> [WRITTEN INSTRUCTION]:
Copy each line that contains the word "Glint".

> [RECORD LIST]:
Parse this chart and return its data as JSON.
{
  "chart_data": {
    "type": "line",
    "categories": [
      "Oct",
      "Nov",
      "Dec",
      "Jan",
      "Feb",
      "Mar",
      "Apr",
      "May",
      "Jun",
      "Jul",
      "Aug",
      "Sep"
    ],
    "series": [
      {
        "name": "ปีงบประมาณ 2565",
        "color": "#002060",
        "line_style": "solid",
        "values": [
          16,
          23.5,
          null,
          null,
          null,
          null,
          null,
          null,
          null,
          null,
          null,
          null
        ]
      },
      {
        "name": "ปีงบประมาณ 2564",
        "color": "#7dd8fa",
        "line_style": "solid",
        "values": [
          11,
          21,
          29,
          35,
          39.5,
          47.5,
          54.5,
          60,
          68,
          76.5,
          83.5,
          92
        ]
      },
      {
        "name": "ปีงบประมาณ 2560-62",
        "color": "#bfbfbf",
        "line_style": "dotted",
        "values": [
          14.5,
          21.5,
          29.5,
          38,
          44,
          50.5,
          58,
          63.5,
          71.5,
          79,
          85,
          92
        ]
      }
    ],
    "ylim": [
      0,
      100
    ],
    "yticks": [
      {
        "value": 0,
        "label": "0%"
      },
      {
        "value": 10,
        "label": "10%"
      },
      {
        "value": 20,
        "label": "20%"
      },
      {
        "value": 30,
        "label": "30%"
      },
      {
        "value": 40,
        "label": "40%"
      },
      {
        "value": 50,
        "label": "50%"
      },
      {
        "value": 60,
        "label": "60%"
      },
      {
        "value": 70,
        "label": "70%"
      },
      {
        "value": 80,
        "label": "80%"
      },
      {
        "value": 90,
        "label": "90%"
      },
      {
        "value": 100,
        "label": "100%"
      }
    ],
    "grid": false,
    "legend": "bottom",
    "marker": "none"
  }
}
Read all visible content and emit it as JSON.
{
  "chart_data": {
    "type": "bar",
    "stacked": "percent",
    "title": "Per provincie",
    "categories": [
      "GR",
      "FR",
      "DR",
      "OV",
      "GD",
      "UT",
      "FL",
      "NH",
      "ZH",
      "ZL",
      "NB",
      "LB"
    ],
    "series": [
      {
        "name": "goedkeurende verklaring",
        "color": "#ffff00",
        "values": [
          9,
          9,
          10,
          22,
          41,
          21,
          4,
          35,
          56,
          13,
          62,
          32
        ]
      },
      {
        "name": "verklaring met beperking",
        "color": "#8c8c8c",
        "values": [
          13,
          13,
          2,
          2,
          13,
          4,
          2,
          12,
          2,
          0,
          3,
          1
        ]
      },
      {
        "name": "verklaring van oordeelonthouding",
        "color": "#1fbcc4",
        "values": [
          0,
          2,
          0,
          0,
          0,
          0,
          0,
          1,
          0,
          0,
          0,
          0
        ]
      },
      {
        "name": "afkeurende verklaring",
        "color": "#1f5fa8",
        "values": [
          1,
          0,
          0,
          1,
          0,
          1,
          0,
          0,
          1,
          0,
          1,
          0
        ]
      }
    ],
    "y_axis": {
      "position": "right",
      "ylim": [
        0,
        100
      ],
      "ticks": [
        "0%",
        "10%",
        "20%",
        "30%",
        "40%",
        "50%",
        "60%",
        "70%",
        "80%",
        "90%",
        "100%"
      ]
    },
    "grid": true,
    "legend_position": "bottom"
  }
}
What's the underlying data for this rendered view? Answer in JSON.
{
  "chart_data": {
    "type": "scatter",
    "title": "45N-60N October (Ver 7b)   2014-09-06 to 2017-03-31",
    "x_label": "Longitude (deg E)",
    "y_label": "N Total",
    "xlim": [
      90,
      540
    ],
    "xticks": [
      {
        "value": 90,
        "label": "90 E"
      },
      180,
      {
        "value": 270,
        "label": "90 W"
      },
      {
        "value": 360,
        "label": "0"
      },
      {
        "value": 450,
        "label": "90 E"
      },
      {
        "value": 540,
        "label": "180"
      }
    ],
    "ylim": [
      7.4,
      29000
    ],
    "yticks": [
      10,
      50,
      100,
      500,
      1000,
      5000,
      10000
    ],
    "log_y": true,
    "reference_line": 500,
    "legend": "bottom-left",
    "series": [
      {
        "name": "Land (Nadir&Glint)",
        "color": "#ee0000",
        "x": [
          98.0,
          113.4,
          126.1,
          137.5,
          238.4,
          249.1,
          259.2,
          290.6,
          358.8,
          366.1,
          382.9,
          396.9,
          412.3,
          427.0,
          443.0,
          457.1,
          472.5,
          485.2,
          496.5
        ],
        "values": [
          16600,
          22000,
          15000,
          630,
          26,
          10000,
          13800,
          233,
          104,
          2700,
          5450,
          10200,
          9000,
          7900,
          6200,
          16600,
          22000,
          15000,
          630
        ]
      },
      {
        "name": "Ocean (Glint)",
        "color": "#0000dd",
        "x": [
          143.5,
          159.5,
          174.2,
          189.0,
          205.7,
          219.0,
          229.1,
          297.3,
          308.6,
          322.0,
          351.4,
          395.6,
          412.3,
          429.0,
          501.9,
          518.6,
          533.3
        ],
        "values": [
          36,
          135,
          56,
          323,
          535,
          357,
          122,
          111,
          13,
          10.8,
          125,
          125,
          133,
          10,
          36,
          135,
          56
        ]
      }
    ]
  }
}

> [SOLUTION TO THIS EXERCISE]:
        "name": "Land (Nadir&Glint)",
        "name": "Ocean (Glint)",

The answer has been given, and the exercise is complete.